Problem requirements
Find each line that has the string "FLAT" and give the total, with nothing else.

'''

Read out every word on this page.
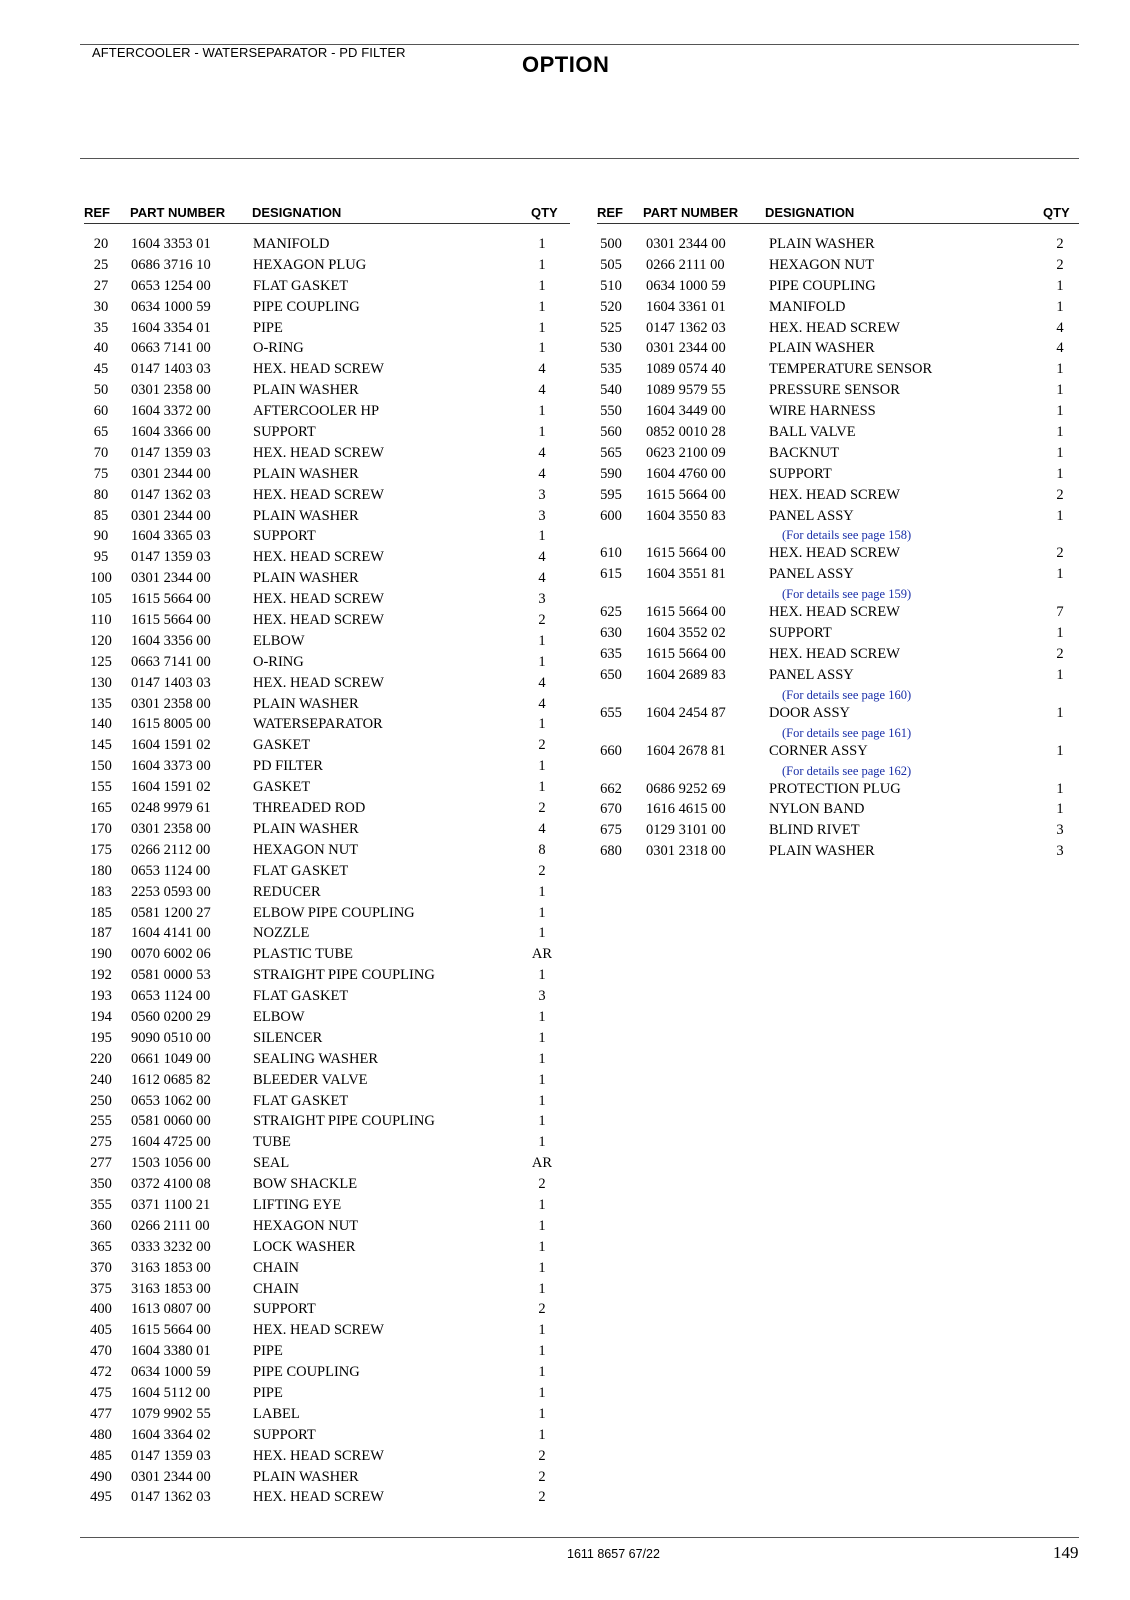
AFTERCOOLER - WATERSEPARATOR - PD FILTER	OPTION
REF PART NUMBER DESIGNATION	QTY
20	1604 3353 01	MANIFOLD	1
25	0686 3716 10	HEXAGON PLUG	1
27	0653 1254 00	FLAT GASKET	1
30	0634 1000 59	PIPE COUPLING	1
35	1604 3354 01	PIPE	1
40	0663 7141 00	O-RING	1
45	0147 1403 03	HEX. HEAD SCREW	4
50	0301 2358 00	PLAIN WASHER	4
60	1604 3372 00	AFTERCOOLER HP	1
65	1604 3366 00	SUPPORT	1
70	0147 1359 03	HEX. HEAD SCREW	4
75	0301 2344 00	PLAIN WASHER	4
80	0147 1362 03	HEX. HEAD SCREW	3
85	0301 2344 00	PLAIN WASHER	3
90	1604 3365 03	SUPPORT	1
95	0147 1359 03	HEX. HEAD SCREW	4
100 0301 2344 00	PLAIN WASHER	4
105 1615 5664 00	HEX. HEAD SCREW	3
110 1615 5664 00	HEX. HEAD SCREW	2
120 1604 3356 00	ELBOW	1
125 0663 7141 00	O-RING	1
130 0147 1403 03	HEX. HEAD SCREW	4
135 0301 2358 00	PLAIN WASHER	4
140 1615 8005 00	WATERSEPARATOR	1
145 1604 1591 02	GASKET	2
150 1604 3373 00	PD FILTER	1
155 1604 1591 02	GASKET	1
165 0248 9979 61	THREADED ROD	2
170 0301 2358 00	PLAIN WASHER	4
175 0266 2112 00	HEXAGON NUT	8
180 0653 1124 00	FLAT GASKET	2
183 2253 0593 00	REDUCER	1
185 0581 1200 27	ELBOW PIPE COUPLING	1
187 1604 4141 00	NOZZLE	1
190 0070 6002 06	PLASTIC TUBE	AR
192 0581 0000 53	STRAIGHT PIPE COUPLING	1
193 0653 1124 00	FLAT GASKET	3
194 0560 0200 29	ELBOW	1
195 9090 0510 00	SILENCER	1
220 0661 1049 00	SEALING WASHER	1
240 1612 0685 82	BLEEDER VALVE	1
250 0653 1062 00	FLAT GASKET	1
255 0581 0060 00	STRAIGHT PIPE COUPLING	1
275 1604 4725 00	TUBE	1
277 1503 1056 00	SEAL	AR
350 0372 4100 08	BOW SHACKLE	2
355 0371 1100 21	LIFTING EYE	1
360 0266 2111 00	HEXAGON NUT	1
365 0333 3232 00	LOCK WASHER	1
370 3163 1853 00	CHAIN	1
375 3163 1853 00	CHAIN	1
400 1613 0807 00	SUPPORT	2
405 1615 5664 00	HEX. HEAD SCREW	1
470 1604 3380 01	PIPE	1
472 0634 1000 59	PIPE COUPLING	1
475 1604 5112 00	PIPE	1
477 1079 9902 55	LABEL	1
480 1604 3364 02	SUPPORT	1
485 0147 1359 03	HEX. HEAD SCREW	2
490 0301 2344 00	PLAIN WASHER	2
495 0147 1362 03	HEX. HEAD SCREW	2
REF PART NUMBER DESIGNATION	QTY
500 0301 2344 00	PLAIN WASHER	2
505 0266 2111 00	HEXAGON NUT	2
510 0634 1000 59	PIPE COUPLING	1
520 1604 3361 01	MANIFOLD	1
525 0147 1362 03	HEX. HEAD SCREW	4
530 0301 2344 00	PLAIN WASHER	4
535 1089 0574 40	TEMPERATURE SENSOR	1
540 1089 9579 55	PRESSURE SENSOR	1
550 1604 3449 00	WIRE HARNESS	1
560 0852 0010 28	BALL VALVE	1
565 0623 2100 09	BACKNUT	1
590 1604 4760 00	SUPPORT	1
595 1615 5664 00	HEX. HEAD SCREW	2
600 1604 3550 83	PANEL ASSY	1
(For details see page 158)
610 1615 5664 00	HEX. HEAD SCREW	2
615 1604 3551 81	PANEL ASSY	1
(For details see page 159)
625 1615 5664 00	HEX. HEAD SCREW	7
630 1604 3552 02	SUPPORT	1
635 1615 5664 00	HEX. HEAD SCREW	2
650 1604 2689 83	PANEL ASSY	1
(For details see page 160)
655 1604 2454 87	DOOR ASSY	1
(For details see page 161)
660 1604 2678 81	CORNER ASSY	1
(For details see page 162)
662 0686 9252 69	PROTECTION PLUG	1
670 1616 4615 00	NYLON BAND	1
675 0129 3101 00	BLIND RIVET	3
680 0301 2318 00	PLAIN WASHER	3
1611 8657 67/22	149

'''

Exercise answer
4